— begin Input rows —
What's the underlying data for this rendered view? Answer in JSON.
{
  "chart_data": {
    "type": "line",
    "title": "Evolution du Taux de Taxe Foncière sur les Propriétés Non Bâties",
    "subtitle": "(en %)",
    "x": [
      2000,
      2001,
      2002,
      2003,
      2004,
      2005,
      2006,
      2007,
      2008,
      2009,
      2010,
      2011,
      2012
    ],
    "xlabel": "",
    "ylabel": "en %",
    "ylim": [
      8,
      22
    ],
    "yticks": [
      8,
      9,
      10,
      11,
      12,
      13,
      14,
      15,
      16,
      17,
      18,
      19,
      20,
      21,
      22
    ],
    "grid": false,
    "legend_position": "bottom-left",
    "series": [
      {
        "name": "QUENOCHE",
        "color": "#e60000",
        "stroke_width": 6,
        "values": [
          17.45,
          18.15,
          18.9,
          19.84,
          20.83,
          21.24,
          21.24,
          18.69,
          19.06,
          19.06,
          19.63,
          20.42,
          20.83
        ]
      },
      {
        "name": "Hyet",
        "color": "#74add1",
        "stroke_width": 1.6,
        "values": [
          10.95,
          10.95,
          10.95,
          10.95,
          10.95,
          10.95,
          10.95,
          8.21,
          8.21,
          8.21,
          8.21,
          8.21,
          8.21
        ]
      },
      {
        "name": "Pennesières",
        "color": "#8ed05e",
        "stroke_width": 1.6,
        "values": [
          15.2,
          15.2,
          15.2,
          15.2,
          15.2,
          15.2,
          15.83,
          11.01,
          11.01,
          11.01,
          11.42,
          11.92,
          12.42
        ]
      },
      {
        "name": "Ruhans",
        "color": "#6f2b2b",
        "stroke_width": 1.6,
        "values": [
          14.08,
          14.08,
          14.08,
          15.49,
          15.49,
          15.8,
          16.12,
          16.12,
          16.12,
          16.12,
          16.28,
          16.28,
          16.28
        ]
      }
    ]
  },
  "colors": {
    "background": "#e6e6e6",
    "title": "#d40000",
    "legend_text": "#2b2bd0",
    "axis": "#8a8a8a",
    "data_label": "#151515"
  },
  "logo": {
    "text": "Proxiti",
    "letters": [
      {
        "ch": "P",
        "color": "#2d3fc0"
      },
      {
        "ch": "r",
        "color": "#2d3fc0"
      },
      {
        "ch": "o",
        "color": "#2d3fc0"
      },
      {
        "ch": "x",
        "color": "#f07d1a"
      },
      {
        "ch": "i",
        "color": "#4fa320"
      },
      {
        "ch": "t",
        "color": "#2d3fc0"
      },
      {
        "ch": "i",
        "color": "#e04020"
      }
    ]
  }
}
— end Input rows —
The exercise: Locate all lines that include the word "name" and copy them out.

Answer for the task:
        "name": "QUENOCHE",
        "name": "Hyet",
        "name": "Pennesières",
        "name": "Ruhans",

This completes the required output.